◆ **TASK DIRECTIONS**
Return each entry exactly, with none missing.

(Figure contents as structured data)
┌────────

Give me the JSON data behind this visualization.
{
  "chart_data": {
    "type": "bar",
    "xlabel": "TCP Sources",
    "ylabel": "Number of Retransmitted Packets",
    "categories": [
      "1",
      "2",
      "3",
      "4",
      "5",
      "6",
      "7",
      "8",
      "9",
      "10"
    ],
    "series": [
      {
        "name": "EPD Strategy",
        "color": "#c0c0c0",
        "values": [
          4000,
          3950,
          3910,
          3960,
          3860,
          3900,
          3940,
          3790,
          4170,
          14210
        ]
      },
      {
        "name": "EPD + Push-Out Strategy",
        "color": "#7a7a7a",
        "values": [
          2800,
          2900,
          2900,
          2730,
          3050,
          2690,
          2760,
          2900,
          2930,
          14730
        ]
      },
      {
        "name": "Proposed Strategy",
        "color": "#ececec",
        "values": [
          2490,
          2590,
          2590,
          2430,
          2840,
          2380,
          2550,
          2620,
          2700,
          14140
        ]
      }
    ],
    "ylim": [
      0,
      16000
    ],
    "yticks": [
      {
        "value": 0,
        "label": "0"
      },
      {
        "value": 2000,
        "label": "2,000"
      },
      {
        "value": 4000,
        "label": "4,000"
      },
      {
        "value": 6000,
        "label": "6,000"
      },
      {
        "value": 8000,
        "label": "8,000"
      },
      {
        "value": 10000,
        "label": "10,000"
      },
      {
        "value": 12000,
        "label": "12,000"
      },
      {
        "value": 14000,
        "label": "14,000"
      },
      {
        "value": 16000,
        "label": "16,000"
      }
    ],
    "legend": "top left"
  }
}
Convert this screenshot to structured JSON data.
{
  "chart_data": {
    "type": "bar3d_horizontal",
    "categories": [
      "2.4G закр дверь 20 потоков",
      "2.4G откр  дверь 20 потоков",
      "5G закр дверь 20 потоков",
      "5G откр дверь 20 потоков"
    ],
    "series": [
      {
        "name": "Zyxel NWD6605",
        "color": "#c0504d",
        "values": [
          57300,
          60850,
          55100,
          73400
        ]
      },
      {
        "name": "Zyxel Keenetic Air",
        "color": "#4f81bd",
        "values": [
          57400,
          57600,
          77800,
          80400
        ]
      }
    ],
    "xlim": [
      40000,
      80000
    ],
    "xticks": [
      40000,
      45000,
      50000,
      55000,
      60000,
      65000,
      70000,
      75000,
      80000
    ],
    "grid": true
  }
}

└────────

◆ **FULL ANSWER**
Give me the JSON data behind this visualization.
{
  "chart_data": {
    "type": "bar",
    "xlabel": "TCP Sources",
    "ylabel": "Number of Retransmitted Packets",
    "categories": [
      "1",
      "2",
      "3",
      "4",
      "5",
      "6",
      "7",
      "8",
      "9",
      "10"
    ],
    "series": [
      {
        "name": "EPD Strategy",
        "color": "#c0c0c0",
        "values": [
          4000,
          3950,
          3910,
          3960,
          3860,
          3900,
          3940,
          3790,
          4170,
          14210
        ]
      },
      {
        "name": "EPD + Push-Out Strategy",
        "color": "#7a7a7a",
        "values": [
          2800,
          2900,
          2900,
          2730,
          3050,
          2690,
          2760,
          2900,
          2930,
          14730
        ]
      },
      {
        "name": "Proposed Strategy",
        "color": "#ececec",
        "values": [
          2490,
          2590,
          2590,
          2430,
          2840,
          2380,
          2550,
          2620,
          2700,
          14140
        ]
      }
    ],
    "ylim": [
      0,
      16000
    ],
    "yticks": [
      {
        "value": 0,
        "label": "0"
      },
      {
        "value": 2000,
        "label": "2,000"
      },
      {
        "value": 4000,
        "label": "4,000"
      },
      {
        "value": 6000,
        "label": "6,000"
      },
      {
        "value": 8000,
        "label": "8,000"
      },
      {
        "value": 10000,
        "label": "10,000"
      },
      {
        "value": 12000,
        "label": "12,000"
      },
      {
        "value": 14000,
        "label": "14,000"
      },
      {
        "value": 16000,
        "label": "16,000"
      }
    ],
    "legend": "top left"
  }
}
Convert this screenshot to structured JSON data.
{
  "chart_data": {
    "type": "bar3d_horizontal",
    "categories": [
      "2.4G закр дверь 20 потоков",
      "2.4G откр  дверь 20 потоков",
      "5G закр дверь 20 потоков",
      "5G откр дверь 20 потоков"
    ],
    "series": [
      {
        "name": "Zyxel NWD6605",
        "color": "#c0504d",
        "values": [
          57300,
          60850,
          55100,
          73400
        ]
      },
      {
        "name": "Zyxel Keenetic Air",
        "color": "#4f81bd",
        "values": [
          57400,
          57600,
          77800,
          80400
        ]
      }
    ],
    "xlim": [
      40000,
      80000
    ],
    "xticks": [
      40000,
      45000,
      50000,
      55000,
      60000,
      65000,
      70000,
      75000,
      80000
    ],
    "grid": true
  }
}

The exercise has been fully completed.